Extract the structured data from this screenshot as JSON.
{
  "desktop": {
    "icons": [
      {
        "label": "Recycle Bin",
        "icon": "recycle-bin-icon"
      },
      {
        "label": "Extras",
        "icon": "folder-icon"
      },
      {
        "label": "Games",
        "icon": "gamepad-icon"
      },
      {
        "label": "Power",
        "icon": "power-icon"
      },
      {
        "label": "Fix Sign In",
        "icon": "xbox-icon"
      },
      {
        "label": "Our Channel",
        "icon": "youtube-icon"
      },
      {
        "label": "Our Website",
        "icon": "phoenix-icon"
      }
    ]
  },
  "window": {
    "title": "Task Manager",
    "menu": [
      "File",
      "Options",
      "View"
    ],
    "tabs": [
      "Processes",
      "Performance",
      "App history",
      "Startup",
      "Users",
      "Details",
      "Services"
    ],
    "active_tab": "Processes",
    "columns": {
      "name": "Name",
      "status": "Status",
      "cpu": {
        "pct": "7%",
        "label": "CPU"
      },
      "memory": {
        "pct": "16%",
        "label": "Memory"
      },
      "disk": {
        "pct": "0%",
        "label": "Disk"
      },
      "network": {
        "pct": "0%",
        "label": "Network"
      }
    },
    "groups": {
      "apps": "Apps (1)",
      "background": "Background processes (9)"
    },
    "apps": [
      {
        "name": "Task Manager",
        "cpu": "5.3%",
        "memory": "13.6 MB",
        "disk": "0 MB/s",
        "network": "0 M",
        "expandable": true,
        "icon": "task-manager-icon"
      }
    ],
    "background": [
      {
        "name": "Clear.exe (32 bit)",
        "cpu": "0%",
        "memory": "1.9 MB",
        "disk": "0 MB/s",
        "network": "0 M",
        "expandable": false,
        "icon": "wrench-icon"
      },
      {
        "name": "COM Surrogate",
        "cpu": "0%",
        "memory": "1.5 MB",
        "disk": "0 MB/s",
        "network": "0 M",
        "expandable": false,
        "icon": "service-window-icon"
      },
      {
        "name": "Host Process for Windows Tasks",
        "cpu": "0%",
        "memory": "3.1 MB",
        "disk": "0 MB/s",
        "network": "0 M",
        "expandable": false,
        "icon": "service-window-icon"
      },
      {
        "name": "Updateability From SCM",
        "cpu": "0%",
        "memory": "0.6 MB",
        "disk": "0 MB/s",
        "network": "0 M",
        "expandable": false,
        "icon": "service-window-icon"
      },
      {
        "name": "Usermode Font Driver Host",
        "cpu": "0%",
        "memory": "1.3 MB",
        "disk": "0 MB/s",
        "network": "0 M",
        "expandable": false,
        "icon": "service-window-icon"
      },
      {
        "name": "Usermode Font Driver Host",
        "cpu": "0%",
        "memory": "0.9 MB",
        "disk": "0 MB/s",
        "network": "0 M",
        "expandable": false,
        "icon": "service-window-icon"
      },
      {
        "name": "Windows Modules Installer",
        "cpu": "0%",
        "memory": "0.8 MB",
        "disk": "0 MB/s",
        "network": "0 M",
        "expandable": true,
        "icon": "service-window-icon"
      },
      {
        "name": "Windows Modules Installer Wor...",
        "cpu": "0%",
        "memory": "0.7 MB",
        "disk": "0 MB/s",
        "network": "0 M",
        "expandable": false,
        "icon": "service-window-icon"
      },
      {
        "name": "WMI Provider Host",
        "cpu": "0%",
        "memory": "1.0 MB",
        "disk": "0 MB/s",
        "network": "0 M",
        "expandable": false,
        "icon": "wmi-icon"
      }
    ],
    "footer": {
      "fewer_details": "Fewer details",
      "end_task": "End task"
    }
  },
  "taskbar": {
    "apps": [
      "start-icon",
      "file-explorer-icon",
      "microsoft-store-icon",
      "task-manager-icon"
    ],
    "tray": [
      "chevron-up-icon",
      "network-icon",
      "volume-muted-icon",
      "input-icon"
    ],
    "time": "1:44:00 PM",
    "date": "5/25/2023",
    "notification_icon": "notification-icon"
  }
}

------------------------

# STATED EXERCISE
Reproduce the records word for word.

# RESPONSE TO THIS EXERCISE
Extract the structured data from this screenshot as JSON.
{
  "desktop": {
    "icons": [
      {
        "label": "Recycle Bin",
        "icon": "recycle-bin-icon"
      },
      {
        "label": "Extras",
        "icon": "folder-icon"
      },
      {
        "label": "Games",
        "icon": "gamepad-icon"
      },
      {
        "label": "Power",
        "icon": "power-icon"
      },
      {
        "label": "Fix Sign In",
        "icon": "xbox-icon"
      },
      {
        "label": "Our Channel",
        "icon": "youtube-icon"
      },
      {
        "label": "Our Website",
        "icon": "phoenix-icon"
      }
    ]
  },
  "window": {
    "title": "Task Manager",
    "menu": [
      "File",
      "Options",
      "View"
    ],
    "tabs": [
      "Processes",
      "Performance",
      "App history",
      "Startup",
      "Users",
      "Details",
      "Services"
    ],
    "active_tab": "Processes",
    "columns": {
      "name": "Name",
      "status": "Status",
      "cpu": {
        "pct": "7%",
        "label": "CPU"
      },
      "memory": {
        "pct": "16%",
        "label": "Memory"
      },
      "disk": {
        "pct": "0%",
        "label": "Disk"
      },
      "network": {
        "pct": "0%",
        "label": "Network"
      }
    },
    "groups": {
      "apps": "Apps (1)",
      "background": "Background processes (9)"
    },
    "apps": [
      {
        "name": "Task Manager",
        "cpu": "5.3%",
        "memory": "13.6 MB",
        "disk": "0 MB/s",
        "network": "0 M",
        "expandable": true,
        "icon": "task-manager-icon"
      }
    ],
    "background": [
      {
        "name": "Clear.exe (32 bit)",
        "cpu": "0%",
        "memory": "1.9 MB",
        "disk": "0 MB/s",
        "network": "0 M",
        "expandable": false,
        "icon": "wrench-icon"
      },
      {
        "name": "COM Surrogate",
        "cpu": "0%",
        "memory": "1.5 MB",
        "disk": "0 MB/s",
        "network": "0 M",
        "expandable": false,
        "icon": "service-window-icon"
      },
      {
        "name": "Host Process for Windows Tasks",
        "cpu": "0%",
        "memory": "3.1 MB",
        "disk": "0 MB/s",
        "network": "0 M",
        "expandable": false,
        "icon": "service-window-icon"
      },
      {
        "name": "Updateability From SCM",
        "cpu": "0%",
        "memory": "0.6 MB",
        "disk": "0 MB/s",
        "network": "0 M",
        "expandable": false,
        "icon": "service-window-icon"
      },
      {
        "name": "Usermode Font Driver Host",
        "cpu": "0%",
        "memory": "1.3 MB",
        "disk": "0 MB/s",
        "network": "0 M",
        "expandable": false,
        "icon": "service-window-icon"
      },
      {
        "name": "Usermode Font Driver Host",
        "cpu": "0%",
        "memory": "0.9 MB",
        "disk": "0 MB/s",
        "network": "0 M",
        "expandable": false,
        "icon": "service-window-icon"
      },
      {
        "name": "Windows Modules Installer",
        "cpu": "0%",
        "memory": "0.8 MB",
        "disk": "0 MB/s",
        "network": "0 M",
        "expandable": true,
        "icon": "service-window-icon"
      },
      {
        "name": "Windows Modules Installer Wor...",
        "cpu": "0%",
        "memory": "0.7 MB",
        "disk": "0 MB/s",
        "network": "0 M",
        "expandable": false,
        "icon": "service-window-icon"
      },
      {
        "name": "WMI Provider Host",
        "cpu": "0%",
        "memory": "1.0 MB",
        "disk": "0 MB/s",
        "network": "0 M",
        "expandable": false,
        "icon": "wmi-icon"
      }
    ],
    "footer": {
      "fewer_details": "Fewer details",
      "end_task": "End task"
    }
  },
  "taskbar": {
    "apps": [
      "start-icon",
      "file-explorer-icon",
      "microsoft-store-icon",
      "task-manager-icon"
    ],
    "tray": [
      "chevron-up-icon",
      "network-icon",
      "volume-muted-icon",
      "input-icon"
    ],
    "time": "1:44:00 PM",
    "date": "5/25/2023",
    "notification_icon": "notification-icon"
  }
}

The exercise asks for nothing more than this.